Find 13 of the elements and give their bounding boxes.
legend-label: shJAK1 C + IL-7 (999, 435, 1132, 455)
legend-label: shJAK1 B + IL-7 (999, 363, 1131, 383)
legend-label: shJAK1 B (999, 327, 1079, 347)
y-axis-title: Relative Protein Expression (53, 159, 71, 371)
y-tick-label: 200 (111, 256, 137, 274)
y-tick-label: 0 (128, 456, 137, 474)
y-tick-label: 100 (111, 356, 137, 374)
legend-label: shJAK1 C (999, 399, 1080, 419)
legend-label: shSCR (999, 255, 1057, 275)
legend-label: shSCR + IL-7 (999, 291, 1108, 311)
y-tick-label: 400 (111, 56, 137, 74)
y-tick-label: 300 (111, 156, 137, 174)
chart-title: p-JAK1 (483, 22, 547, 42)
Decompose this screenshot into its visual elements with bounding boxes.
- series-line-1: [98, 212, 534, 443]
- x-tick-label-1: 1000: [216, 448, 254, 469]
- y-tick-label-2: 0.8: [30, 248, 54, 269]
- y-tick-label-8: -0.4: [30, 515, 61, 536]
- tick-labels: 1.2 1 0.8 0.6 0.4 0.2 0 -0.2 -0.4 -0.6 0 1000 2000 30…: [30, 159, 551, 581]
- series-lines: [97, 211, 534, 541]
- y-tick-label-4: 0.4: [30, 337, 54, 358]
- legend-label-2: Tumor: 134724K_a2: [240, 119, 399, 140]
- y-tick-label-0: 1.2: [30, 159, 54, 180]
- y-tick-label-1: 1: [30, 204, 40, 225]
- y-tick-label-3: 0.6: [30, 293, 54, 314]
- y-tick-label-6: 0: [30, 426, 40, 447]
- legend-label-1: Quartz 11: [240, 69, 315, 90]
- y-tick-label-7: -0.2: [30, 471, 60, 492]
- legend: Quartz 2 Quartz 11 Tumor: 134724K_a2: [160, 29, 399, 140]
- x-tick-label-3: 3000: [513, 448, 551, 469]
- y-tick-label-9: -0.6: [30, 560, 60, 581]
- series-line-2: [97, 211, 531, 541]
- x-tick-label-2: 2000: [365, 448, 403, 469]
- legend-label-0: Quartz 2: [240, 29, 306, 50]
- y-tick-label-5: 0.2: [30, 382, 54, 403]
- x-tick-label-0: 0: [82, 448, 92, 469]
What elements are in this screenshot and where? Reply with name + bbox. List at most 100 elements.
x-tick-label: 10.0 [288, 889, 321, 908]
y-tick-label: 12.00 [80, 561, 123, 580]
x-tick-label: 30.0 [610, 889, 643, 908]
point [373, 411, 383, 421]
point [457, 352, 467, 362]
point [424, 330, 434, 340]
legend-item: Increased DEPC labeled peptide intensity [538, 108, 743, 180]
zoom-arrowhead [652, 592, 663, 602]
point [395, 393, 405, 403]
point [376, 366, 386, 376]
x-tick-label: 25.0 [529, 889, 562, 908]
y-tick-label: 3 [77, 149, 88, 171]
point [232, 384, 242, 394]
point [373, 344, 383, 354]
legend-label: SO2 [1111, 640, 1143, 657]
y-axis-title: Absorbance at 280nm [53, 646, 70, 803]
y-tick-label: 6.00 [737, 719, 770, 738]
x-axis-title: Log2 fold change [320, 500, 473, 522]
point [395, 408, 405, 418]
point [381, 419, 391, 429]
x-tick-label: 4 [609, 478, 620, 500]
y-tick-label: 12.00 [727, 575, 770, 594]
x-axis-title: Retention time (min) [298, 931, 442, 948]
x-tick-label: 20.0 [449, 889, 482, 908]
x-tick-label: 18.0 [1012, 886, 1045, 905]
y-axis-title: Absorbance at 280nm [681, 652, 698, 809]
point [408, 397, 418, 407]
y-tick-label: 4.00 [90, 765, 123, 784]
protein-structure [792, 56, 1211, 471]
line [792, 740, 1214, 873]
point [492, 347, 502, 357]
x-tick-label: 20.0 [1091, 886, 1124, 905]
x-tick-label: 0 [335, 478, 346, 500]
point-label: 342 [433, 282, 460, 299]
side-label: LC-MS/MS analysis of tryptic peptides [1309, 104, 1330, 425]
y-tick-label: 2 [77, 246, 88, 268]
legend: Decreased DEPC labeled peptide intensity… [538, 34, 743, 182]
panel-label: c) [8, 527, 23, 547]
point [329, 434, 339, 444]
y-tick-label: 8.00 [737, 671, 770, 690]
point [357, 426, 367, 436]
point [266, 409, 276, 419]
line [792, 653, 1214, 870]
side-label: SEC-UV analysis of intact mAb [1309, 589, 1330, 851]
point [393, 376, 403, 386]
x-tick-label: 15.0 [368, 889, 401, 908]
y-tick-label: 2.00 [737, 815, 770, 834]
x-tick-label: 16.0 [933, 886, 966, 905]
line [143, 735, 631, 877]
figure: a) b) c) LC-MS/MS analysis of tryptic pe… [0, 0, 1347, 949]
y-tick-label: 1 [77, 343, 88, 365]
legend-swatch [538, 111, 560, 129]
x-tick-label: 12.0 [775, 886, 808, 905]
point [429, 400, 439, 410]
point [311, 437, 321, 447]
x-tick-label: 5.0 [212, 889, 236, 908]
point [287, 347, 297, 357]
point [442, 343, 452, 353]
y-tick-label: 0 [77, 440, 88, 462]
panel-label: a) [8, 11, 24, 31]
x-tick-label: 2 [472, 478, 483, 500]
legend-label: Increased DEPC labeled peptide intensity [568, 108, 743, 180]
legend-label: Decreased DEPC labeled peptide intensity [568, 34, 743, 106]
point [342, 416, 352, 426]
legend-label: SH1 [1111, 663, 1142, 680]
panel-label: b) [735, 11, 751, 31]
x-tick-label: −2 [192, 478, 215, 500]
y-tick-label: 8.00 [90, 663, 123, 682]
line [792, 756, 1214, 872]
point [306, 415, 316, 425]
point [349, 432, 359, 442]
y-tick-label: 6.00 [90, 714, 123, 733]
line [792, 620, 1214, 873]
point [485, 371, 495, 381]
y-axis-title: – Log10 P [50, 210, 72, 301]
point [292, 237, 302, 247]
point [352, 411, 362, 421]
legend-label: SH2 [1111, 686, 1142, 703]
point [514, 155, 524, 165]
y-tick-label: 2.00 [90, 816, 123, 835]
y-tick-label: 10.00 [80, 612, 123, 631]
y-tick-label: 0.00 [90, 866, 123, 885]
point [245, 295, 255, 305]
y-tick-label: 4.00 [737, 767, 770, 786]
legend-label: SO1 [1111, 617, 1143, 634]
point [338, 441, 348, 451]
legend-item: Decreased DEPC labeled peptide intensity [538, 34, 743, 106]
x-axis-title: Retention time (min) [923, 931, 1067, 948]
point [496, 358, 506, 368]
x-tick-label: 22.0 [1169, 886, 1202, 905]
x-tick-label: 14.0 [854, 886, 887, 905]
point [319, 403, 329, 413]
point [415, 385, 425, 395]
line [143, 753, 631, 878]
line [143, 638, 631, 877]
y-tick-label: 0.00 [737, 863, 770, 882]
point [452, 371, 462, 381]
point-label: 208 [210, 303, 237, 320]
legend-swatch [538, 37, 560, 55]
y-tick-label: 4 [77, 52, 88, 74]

Problem details: The full set of entries should be transcribed exactly.

Task response:
Find 13 of the elements and give their bounding boxes.
legend-label: shJAK1 C + IL-7 (999, 435, 1132, 455)
legend-label: shJAK1 B + IL-7 (999, 363, 1131, 383)
legend-label: shJAK1 B (999, 327, 1079, 347)
y-axis-title: Relative Protein Expression (53, 159, 71, 371)
y-tick-label: 200 (111, 256, 137, 274)
y-tick-label: 0 (128, 456, 137, 474)
y-tick-label: 100 (111, 356, 137, 374)
legend-label: shJAK1 C (999, 399, 1080, 419)
legend-label: shSCR (999, 255, 1057, 275)
legend-label: shSCR + IL-7 (999, 291, 1108, 311)
y-tick-label: 400 (111, 56, 137, 74)
y-tick-label: 300 (111, 156, 137, 174)
chart-title: p-JAK1 (483, 22, 547, 42)
Decompose this screenshot into its visual elements with bounding boxes.
- series-line-1: [98, 212, 534, 443]
- x-tick-label-1: 1000: [216, 448, 254, 469]
- y-tick-label-2: 0.8: [30, 248, 54, 269]
- y-tick-label-8: -0.4: [30, 515, 61, 536]
- tick-labels: 1.2 1 0.8 0.6 0.4 0.2 0 -0.2 -0.4 -0.6 0 1000 2000 30…: [30, 159, 551, 581]
- series-lines: [97, 211, 534, 541]
- y-tick-label-4: 0.4: [30, 337, 54, 358]
- legend-label-2: Tumor: 134724K_a2: [240, 119, 399, 140]
- y-tick-label-0: 1.2: [30, 159, 54, 180]
- y-tick-label-1: 1: [30, 204, 40, 225]
- y-tick-label-3: 0.6: [30, 293, 54, 314]
- y-tick-label-6: 0: [30, 426, 40, 447]
- legend-label-1: Quartz 11: [240, 69, 315, 90]
- y-tick-label-7: -0.2: [30, 471, 60, 492]
- legend: Quartz 2 Quartz 11 Tumor: 134724K_a2: [160, 29, 399, 140]
- x-tick-label-3: 3000: [513, 448, 551, 469]
- y-tick-label-9: -0.6: [30, 560, 60, 581]
- series-line-2: [97, 211, 531, 541]
- x-tick-label-2: 2000: [365, 448, 403, 469]
- legend-label-0: Quartz 2: [240, 29, 306, 50]
- y-tick-label-5: 0.2: [30, 382, 54, 403]
- x-tick-label-0: 0: [82, 448, 92, 469]
What elements are in this screenshot and where? Reply with name + bbox. List at most 100 elements.
x-tick-label: 10.0 [288, 889, 321, 908]
y-tick-label: 12.00 [80, 561, 123, 580]
x-tick-label: 30.0 [610, 889, 643, 908]
point [373, 411, 383, 421]
point [457, 352, 467, 362]
point [424, 330, 434, 340]
legend-item: Increased DEPC labeled peptide intensity [538, 108, 743, 180]
zoom-arrowhead [652, 592, 663, 602]
point [395, 393, 405, 403]
point [376, 366, 386, 376]
x-tick-label: 25.0 [529, 889, 562, 908]
y-tick-label: 3 [77, 149, 88, 171]
point [232, 384, 242, 394]
point [373, 344, 383, 354]
legend-label: SO2 [1111, 640, 1143, 657]
y-axis-title: Absorbance at 280nm [53, 646, 70, 803]
y-tick-label: 6.00 [737, 719, 770, 738]
x-axis-title: Log2 fold change [320, 500, 473, 522]
point [395, 408, 405, 418]
point [381, 419, 391, 429]
x-tick-label: 4 [609, 478, 620, 500]
y-tick-label: 12.00 [727, 575, 770, 594]
x-axis-title: Retention time (min) [298, 931, 442, 948]
x-tick-label: 20.0 [449, 889, 482, 908]
x-tick-label: 18.0 [1012, 886, 1045, 905]
y-axis-title: Absorbance at 280nm [681, 652, 698, 809]
point [408, 397, 418, 407]
y-tick-label: 4.00 [90, 765, 123, 784]
protein-structure [792, 56, 1211, 471]
line [792, 740, 1214, 873]
point [492, 347, 502, 357]
x-tick-label: 20.0 [1091, 886, 1124, 905]
x-tick-label: 0 [335, 478, 346, 500]
point-label: 342 [433, 282, 460, 299]
side-label: LC-MS/MS analysis of tryptic peptides [1309, 104, 1330, 425]
y-tick-label: 2 [77, 246, 88, 268]
legend: Decreased DEPC labeled peptide intensity… [538, 34, 743, 182]
panel-label: c) [8, 527, 23, 547]
point [329, 434, 339, 444]
y-tick-label: 8.00 [737, 671, 770, 690]
point [357, 426, 367, 436]
point [266, 409, 276, 419]
line [792, 653, 1214, 870]
side-label: SEC-UV analysis of intact mAb [1309, 589, 1330, 851]
point [393, 376, 403, 386]
x-tick-label: 15.0 [368, 889, 401, 908]
y-tick-label: 2.00 [737, 815, 770, 834]
x-tick-label: 16.0 [933, 886, 966, 905]
line [143, 735, 631, 877]
figure: a) b) c) LC-MS/MS analysis of tryptic pe… [0, 0, 1347, 949]
y-tick-label: 1 [77, 343, 88, 365]
legend-swatch [538, 111, 560, 129]
x-tick-label: 12.0 [775, 886, 808, 905]
point [429, 400, 439, 410]
point [311, 437, 321, 447]
x-tick-label: 5.0 [212, 889, 236, 908]
point [287, 347, 297, 357]
point [442, 343, 452, 353]
y-tick-label: 0 [77, 440, 88, 462]
panel-label: a) [8, 11, 24, 31]
x-tick-label: 2 [472, 478, 483, 500]
legend-label: Increased DEPC labeled peptide intensity [568, 108, 743, 180]
legend-label: Decreased DEPC labeled peptide intensity [568, 34, 743, 106]
point [342, 416, 352, 426]
legend-label: SH1 [1111, 663, 1142, 680]
panel-label: b) [735, 11, 751, 31]
x-tick-label: −2 [192, 478, 215, 500]
y-tick-label: 8.00 [90, 663, 123, 682]
line [792, 756, 1214, 872]
point [306, 415, 316, 425]
point [349, 432, 359, 442]
y-tick-label: 6.00 [90, 714, 123, 733]
line [792, 620, 1214, 873]
point [485, 371, 495, 381]
y-axis-title: – Log10 P [50, 210, 72, 301]
point [292, 237, 302, 247]
point [352, 411, 362, 421]
legend-label: SH2 [1111, 686, 1142, 703]
point [514, 155, 524, 165]
y-tick-label: 2.00 [90, 816, 123, 835]
y-tick-label: 10.00 [80, 612, 123, 631]
y-tick-label: 0.00 [90, 866, 123, 885]
point [245, 295, 255, 305]
y-tick-label: 4.00 [737, 767, 770, 786]
legend-label: SO1 [1111, 617, 1143, 634]
point [338, 441, 348, 451]
legend-item: Decreased DEPC labeled peptide intensity [538, 34, 743, 106]
x-axis-title: Retention time (min) [923, 931, 1067, 948]
point [496, 358, 506, 368]
x-tick-label: 22.0 [1169, 886, 1202, 905]
x-tick-label: 14.0 [854, 886, 887, 905]
point [319, 403, 329, 413]
point [415, 385, 425, 395]
line [143, 753, 631, 878]
line [143, 638, 631, 877]
y-tick-label: 0.00 [737, 863, 770, 882]
point [452, 371, 462, 381]
point-label: 208 [210, 303, 237, 320]
legend-swatch [538, 37, 560, 55]
y-tick-label: 4 [77, 52, 88, 74]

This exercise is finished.